- _TASK DESCRIPTION_: Copy every line that contains the string "earned" from the entries below.

Dataset items
· · · ·

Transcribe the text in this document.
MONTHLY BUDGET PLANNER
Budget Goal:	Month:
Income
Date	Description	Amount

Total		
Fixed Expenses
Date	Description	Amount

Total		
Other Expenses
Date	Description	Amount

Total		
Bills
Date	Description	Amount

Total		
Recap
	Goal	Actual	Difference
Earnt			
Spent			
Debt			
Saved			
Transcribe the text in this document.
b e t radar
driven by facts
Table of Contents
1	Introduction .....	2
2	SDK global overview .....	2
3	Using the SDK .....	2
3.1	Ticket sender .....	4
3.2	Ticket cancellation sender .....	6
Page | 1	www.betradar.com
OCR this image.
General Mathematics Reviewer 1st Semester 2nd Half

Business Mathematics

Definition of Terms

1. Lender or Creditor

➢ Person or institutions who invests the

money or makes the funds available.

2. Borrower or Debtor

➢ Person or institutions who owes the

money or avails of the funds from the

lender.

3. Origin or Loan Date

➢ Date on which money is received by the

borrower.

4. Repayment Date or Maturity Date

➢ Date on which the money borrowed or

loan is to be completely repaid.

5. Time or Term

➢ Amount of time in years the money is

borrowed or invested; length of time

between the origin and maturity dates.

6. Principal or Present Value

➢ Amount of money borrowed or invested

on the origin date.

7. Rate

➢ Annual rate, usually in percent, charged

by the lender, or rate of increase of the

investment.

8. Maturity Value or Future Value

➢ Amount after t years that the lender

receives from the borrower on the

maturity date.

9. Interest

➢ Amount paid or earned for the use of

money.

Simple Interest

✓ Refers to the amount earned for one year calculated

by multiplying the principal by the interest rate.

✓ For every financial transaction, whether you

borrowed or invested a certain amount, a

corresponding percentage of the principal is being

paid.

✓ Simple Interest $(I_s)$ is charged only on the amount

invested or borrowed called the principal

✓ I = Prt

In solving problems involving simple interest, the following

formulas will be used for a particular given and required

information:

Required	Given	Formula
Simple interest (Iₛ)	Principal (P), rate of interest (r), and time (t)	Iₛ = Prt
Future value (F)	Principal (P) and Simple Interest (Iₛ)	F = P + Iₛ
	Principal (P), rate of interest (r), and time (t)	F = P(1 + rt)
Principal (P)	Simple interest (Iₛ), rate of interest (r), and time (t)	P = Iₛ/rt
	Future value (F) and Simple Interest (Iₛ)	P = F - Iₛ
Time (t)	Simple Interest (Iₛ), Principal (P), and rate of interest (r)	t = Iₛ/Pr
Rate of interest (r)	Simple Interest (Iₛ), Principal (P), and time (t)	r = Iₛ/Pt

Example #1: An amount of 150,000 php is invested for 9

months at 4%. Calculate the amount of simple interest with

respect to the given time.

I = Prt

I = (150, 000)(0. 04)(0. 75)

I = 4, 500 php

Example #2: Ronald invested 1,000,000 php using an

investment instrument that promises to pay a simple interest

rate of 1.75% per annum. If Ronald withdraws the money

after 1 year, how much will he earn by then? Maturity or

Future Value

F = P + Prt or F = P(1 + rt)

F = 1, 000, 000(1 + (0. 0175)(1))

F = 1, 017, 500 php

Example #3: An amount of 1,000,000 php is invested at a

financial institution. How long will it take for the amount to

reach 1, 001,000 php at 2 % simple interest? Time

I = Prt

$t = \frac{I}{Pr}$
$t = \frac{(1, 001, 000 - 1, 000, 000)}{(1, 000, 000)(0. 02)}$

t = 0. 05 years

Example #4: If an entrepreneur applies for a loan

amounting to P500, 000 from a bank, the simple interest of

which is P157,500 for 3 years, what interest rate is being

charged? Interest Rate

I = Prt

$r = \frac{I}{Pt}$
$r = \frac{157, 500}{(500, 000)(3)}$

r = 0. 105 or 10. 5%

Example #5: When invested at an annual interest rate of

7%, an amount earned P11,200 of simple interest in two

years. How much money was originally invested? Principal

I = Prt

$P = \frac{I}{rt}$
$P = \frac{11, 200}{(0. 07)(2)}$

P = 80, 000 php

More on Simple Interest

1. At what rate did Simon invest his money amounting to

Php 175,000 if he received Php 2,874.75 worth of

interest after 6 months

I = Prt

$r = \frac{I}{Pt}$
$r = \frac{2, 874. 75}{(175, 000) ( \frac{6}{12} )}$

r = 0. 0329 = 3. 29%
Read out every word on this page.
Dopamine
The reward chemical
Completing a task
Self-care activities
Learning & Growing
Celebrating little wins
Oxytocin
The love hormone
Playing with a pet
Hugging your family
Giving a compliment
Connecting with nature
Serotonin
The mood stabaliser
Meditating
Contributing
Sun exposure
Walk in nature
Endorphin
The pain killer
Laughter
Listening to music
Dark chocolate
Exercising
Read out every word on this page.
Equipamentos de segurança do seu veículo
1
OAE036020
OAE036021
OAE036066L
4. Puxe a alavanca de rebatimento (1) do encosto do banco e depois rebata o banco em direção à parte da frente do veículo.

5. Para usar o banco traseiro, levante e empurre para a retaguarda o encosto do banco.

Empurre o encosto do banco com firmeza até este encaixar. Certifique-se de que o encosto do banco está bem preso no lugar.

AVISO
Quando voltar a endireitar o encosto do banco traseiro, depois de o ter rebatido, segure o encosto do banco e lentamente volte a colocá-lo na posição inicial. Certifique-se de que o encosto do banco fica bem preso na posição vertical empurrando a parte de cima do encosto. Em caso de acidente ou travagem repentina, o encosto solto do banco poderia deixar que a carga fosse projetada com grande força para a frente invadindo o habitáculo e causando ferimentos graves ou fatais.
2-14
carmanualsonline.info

· · · ·

- _SOLVED PROBLEM_:
➢ Amount paid or earned for the use of
✓ Refers to the amount earned for one year calculated
7%, an amount earned P11,200 of simple interest in two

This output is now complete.